[Start Record extracts]

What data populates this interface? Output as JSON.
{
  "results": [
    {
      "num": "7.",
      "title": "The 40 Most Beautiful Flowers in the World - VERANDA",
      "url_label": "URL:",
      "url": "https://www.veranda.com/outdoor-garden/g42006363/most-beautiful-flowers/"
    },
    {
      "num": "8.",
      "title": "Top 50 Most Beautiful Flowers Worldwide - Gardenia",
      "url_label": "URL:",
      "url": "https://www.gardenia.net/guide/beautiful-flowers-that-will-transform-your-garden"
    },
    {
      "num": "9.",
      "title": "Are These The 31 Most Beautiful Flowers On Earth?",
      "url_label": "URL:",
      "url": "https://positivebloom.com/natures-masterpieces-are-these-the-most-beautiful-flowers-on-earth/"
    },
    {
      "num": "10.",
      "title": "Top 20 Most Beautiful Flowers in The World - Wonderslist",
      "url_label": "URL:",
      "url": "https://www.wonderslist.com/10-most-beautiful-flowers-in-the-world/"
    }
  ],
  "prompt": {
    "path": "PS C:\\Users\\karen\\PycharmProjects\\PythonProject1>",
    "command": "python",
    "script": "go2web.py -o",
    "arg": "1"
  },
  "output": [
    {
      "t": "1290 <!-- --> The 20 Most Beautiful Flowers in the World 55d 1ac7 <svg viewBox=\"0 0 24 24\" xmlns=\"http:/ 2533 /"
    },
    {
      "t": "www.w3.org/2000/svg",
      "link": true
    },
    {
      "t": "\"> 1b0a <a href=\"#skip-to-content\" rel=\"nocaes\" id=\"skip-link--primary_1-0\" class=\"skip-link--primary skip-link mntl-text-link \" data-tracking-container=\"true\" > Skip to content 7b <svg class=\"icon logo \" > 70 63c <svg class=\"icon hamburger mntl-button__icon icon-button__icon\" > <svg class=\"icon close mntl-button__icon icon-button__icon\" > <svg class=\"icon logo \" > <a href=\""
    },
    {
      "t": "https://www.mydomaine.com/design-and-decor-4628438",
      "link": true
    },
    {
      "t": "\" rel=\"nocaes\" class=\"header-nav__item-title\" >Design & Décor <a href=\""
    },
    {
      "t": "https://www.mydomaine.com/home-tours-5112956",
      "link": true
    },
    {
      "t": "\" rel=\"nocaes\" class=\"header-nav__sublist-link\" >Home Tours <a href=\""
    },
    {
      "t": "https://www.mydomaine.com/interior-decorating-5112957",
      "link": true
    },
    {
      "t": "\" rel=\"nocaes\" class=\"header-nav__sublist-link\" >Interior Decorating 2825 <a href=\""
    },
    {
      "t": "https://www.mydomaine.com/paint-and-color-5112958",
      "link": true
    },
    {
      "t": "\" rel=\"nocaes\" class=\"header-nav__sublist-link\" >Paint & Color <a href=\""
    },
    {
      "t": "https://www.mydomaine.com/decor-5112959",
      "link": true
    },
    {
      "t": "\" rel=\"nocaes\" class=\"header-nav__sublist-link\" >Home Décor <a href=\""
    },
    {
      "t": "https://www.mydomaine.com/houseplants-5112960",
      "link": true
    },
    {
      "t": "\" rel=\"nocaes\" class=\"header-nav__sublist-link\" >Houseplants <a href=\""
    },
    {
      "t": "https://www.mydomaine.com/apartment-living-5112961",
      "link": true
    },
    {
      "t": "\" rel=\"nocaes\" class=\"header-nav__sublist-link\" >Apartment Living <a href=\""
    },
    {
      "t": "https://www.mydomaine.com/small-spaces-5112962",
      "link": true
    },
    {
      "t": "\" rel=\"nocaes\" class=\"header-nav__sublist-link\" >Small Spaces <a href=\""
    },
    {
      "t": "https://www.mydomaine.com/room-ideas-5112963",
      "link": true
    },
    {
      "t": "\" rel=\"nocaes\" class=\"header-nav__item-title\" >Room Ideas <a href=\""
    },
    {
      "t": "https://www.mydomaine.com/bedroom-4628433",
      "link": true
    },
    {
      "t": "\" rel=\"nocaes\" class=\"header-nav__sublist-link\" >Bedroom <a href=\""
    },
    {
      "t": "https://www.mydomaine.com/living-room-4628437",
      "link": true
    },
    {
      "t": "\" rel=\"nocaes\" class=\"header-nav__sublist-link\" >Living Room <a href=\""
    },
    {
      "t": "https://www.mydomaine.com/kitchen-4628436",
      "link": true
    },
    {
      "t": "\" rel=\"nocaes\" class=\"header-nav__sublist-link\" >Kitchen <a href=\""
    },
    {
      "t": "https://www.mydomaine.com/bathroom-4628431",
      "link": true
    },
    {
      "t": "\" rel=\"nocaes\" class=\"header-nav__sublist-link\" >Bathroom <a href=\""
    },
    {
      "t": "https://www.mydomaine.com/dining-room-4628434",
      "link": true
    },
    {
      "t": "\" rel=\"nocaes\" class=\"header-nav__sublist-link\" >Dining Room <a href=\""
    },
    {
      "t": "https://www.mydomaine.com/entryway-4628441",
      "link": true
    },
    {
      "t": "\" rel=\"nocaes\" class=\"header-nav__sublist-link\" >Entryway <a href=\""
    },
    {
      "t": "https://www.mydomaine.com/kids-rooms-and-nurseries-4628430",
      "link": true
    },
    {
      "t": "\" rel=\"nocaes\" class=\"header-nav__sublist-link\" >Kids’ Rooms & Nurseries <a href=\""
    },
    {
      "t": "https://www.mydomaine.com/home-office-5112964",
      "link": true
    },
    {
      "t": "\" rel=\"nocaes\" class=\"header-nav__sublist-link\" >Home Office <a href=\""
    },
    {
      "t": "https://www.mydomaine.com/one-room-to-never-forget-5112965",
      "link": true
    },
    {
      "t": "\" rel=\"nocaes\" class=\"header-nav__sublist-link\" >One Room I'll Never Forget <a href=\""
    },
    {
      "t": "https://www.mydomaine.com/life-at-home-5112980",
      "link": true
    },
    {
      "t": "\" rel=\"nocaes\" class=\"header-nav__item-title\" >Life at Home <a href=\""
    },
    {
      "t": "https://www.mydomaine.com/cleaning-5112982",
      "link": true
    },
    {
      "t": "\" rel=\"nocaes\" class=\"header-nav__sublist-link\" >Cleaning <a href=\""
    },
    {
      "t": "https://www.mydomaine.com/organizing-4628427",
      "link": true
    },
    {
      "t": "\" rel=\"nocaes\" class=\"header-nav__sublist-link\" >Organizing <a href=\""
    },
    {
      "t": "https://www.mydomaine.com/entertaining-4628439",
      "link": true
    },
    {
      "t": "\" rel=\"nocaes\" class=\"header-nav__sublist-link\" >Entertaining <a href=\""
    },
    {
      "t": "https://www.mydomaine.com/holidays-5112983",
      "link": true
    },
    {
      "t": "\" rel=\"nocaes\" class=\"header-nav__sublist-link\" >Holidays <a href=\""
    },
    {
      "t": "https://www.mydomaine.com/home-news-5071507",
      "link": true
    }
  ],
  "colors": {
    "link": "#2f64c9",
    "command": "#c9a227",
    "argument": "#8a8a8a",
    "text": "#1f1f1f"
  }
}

[End Record extracts]

● **Exercise objective**: Where a line above contains the string "data", copy that line.

● **Output for this task**:
What data populates this interface? Output as JSON.
      "t": "\"> 1b0a <a href=\"#skip-to-content\" rel=\"nocaes\" id=\"skip-link--primary_1-0\" class=\"skip-link--primary skip-link mntl-text-link \" data-tracking-container=\"true\" > Skip to content 7b <svg class=\"icon logo \" > 70 63c <svg class=\"icon hamburger mntl-button__icon icon-button__icon\" > <svg class=\"icon close mntl-button__icon icon-button__icon\" > <svg class=\"icon logo \" > <a href=\""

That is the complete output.